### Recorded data
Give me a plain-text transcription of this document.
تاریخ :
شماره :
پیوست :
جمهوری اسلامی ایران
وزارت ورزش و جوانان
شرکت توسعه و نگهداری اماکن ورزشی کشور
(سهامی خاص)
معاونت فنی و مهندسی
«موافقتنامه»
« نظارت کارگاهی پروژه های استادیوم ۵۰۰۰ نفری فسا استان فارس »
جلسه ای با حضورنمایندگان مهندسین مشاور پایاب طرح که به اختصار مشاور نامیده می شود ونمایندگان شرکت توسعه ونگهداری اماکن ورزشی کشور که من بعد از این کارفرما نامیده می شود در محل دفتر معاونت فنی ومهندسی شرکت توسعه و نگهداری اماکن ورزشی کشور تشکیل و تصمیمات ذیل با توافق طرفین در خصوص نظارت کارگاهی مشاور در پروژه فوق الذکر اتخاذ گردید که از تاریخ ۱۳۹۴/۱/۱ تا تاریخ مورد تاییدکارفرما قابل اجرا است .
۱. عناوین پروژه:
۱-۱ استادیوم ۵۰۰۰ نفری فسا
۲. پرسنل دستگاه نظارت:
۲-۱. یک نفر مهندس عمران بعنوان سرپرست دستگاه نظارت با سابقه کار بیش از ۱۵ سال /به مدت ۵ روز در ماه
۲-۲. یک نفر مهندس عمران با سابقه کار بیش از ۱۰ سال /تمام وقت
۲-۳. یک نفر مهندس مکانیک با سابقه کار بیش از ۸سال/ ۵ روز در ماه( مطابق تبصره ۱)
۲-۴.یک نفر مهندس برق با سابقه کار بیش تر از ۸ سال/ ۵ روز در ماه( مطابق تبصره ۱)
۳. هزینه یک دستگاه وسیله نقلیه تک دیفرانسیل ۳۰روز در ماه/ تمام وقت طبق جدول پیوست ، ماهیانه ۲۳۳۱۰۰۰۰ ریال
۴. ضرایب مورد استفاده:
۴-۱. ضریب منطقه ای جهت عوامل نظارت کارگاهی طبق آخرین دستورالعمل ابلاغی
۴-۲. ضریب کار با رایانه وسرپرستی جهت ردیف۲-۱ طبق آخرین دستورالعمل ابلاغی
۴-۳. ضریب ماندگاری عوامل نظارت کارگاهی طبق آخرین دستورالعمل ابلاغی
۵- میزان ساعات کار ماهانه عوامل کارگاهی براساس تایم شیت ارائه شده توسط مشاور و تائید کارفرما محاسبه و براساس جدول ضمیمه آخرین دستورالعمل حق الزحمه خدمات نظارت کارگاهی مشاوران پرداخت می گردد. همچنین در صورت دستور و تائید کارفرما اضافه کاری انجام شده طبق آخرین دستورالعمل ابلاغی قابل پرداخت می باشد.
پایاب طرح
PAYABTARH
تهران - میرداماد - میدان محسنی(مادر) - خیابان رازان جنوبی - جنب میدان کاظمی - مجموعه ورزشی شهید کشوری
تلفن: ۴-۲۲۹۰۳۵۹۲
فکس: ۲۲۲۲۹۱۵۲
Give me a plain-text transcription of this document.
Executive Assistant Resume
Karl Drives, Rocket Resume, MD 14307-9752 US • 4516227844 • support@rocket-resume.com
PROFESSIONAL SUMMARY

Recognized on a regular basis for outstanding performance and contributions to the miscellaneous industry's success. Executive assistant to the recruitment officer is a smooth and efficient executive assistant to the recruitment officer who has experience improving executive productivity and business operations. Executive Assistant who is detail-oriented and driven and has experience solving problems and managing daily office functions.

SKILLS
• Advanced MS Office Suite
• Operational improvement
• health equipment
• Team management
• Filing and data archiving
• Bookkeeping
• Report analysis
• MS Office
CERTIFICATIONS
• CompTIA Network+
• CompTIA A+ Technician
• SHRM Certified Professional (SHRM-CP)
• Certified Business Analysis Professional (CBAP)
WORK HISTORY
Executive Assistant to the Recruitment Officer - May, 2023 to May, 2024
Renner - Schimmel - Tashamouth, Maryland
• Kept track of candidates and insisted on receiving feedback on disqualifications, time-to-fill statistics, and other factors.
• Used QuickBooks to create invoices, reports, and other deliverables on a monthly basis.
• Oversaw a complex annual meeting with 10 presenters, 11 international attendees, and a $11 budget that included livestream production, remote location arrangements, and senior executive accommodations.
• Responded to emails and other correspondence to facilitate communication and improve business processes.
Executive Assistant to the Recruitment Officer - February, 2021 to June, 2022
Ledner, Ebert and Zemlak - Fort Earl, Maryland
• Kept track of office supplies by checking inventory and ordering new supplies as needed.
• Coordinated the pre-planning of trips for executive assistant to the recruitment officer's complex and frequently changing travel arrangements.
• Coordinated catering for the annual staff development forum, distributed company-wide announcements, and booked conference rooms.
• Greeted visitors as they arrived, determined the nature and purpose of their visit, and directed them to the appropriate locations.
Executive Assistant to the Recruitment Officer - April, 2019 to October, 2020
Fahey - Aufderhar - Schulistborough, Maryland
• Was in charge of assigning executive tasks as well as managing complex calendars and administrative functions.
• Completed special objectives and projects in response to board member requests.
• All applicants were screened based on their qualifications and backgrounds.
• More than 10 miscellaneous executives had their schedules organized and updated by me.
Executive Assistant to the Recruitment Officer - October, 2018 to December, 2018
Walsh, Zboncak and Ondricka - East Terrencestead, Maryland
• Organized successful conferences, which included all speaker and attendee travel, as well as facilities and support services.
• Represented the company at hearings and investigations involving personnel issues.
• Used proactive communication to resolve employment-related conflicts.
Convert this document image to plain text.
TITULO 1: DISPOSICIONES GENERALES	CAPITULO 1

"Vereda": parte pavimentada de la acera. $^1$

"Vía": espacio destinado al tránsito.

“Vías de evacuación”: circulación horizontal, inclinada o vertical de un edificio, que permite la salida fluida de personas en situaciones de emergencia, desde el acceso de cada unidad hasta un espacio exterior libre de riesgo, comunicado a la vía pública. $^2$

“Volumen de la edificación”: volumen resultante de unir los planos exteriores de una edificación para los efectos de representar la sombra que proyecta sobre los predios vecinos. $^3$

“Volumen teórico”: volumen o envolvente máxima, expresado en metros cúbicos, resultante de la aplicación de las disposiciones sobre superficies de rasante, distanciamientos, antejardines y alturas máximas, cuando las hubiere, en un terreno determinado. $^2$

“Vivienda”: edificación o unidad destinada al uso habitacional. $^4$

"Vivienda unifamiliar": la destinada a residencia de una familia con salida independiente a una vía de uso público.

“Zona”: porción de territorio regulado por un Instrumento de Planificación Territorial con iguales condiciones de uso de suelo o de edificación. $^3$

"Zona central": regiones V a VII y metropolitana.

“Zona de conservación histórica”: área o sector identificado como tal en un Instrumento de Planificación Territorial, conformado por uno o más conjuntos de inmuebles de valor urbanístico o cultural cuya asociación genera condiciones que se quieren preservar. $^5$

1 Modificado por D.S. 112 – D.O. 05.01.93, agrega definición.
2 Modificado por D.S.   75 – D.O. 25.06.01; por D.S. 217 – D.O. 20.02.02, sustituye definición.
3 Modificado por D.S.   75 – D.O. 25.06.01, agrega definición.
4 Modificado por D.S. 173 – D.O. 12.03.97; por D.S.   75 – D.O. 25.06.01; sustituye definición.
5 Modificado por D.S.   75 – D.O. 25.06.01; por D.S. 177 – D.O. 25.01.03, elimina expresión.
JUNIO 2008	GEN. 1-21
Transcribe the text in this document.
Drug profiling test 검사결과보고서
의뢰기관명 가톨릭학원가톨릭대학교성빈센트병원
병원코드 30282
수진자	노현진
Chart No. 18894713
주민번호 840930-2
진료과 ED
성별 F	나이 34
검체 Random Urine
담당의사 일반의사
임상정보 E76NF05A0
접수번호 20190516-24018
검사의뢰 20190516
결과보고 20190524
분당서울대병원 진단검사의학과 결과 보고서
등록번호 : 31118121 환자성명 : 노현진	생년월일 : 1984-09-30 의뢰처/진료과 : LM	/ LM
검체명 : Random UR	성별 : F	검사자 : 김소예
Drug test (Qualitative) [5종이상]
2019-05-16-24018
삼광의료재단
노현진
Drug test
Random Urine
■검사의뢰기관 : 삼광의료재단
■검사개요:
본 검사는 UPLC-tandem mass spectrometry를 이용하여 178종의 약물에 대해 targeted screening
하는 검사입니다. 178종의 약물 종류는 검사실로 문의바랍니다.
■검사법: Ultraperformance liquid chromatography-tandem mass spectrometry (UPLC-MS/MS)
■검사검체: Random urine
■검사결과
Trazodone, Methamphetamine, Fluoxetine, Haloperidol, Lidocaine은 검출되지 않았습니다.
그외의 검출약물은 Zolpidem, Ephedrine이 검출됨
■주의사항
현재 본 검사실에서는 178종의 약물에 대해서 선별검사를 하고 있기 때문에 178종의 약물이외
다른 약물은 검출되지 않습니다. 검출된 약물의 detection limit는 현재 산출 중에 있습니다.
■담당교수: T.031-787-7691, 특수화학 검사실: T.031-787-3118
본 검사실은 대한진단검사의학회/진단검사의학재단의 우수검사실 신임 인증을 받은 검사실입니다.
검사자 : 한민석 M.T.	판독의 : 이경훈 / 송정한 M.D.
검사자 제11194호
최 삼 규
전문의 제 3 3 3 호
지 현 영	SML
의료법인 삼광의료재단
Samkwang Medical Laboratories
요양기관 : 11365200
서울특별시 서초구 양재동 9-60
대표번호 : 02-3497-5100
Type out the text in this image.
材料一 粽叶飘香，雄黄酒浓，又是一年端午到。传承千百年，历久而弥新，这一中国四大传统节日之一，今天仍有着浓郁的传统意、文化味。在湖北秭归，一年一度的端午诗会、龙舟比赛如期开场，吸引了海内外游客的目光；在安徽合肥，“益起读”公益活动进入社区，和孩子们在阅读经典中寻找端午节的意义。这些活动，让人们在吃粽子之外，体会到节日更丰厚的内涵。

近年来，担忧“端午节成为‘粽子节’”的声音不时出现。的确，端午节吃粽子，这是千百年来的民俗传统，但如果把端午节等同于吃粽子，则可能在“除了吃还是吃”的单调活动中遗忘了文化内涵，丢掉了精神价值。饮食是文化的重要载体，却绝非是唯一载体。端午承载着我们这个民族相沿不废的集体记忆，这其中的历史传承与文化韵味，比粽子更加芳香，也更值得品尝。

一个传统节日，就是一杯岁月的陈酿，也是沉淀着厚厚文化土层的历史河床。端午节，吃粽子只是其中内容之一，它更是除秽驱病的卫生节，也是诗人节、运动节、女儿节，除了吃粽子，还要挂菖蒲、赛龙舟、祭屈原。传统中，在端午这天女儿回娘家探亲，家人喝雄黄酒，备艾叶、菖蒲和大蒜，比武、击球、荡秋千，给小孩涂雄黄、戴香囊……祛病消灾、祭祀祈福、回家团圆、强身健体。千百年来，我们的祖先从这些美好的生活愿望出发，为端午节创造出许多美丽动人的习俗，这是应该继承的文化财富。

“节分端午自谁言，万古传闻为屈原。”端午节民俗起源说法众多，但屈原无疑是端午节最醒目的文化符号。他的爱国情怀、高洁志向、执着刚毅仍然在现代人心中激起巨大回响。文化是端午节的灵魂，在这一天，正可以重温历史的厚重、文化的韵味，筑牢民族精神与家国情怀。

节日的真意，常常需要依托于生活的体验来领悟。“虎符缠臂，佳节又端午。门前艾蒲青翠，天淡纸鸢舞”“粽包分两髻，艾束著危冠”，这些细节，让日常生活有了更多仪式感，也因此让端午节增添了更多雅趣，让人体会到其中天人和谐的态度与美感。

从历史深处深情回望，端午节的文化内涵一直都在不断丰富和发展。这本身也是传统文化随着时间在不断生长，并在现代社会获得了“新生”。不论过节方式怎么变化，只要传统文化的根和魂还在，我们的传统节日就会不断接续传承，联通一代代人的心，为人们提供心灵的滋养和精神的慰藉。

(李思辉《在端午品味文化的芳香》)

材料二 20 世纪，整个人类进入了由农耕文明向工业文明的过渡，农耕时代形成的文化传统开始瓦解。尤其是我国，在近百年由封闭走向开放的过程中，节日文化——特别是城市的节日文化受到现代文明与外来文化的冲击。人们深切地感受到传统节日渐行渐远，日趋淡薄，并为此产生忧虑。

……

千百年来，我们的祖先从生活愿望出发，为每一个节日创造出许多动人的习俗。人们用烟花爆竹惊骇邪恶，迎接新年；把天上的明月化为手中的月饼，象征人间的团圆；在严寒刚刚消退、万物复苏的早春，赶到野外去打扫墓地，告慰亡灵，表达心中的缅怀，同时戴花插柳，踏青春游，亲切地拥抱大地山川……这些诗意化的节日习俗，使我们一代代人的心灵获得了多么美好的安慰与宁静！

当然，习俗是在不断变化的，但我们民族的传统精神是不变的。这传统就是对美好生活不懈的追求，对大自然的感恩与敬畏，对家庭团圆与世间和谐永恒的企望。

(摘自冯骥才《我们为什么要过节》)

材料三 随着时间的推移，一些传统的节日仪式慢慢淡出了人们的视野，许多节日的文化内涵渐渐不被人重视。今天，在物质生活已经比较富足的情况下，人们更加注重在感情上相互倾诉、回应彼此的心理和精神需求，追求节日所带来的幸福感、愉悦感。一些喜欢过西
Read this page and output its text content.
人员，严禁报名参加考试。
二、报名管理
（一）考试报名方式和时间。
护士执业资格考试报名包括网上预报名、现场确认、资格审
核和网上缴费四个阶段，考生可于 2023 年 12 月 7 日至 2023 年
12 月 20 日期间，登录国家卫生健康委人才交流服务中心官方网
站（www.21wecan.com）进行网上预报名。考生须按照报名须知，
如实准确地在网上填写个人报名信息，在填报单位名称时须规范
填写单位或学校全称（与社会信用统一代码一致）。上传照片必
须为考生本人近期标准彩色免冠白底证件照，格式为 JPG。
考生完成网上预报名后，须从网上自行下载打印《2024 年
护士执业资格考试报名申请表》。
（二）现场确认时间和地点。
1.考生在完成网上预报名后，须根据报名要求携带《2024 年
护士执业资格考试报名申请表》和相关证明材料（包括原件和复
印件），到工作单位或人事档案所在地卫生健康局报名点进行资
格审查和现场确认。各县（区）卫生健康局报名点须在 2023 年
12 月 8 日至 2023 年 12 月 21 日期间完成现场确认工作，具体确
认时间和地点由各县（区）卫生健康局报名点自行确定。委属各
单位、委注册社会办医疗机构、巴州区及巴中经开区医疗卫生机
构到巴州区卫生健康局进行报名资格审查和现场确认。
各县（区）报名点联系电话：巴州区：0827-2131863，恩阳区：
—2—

### Task details
Review the material and copy each line in which the word "اماکن" appears.

### Response to this task
شرکت توسعه و نگهداری اماکن ورزشی کشور
جلسه ای با حضورنمایندگان مهندسین مشاور پایاب طرح که به اختصار مشاور نامیده می شود ونمایندگان شرکت توسعه ونگهداری اماکن ورزشی کشور که من بعد از این کارفرما نامیده می شود در محل دفتر معاونت فنی ومهندسی شرکت توسعه و نگهداری اماکن ورزشی کشور تشکیل و تصمیمات ذیل با توافق طرفین در خصوص نظارت کارگاهی مشاور در پروژه فوق الذکر اتخاذ گردید که از تاریخ ۱۳۹۴/۱/۱ تا تاریخ مورد تاییدکارفرما قابل اجرا است .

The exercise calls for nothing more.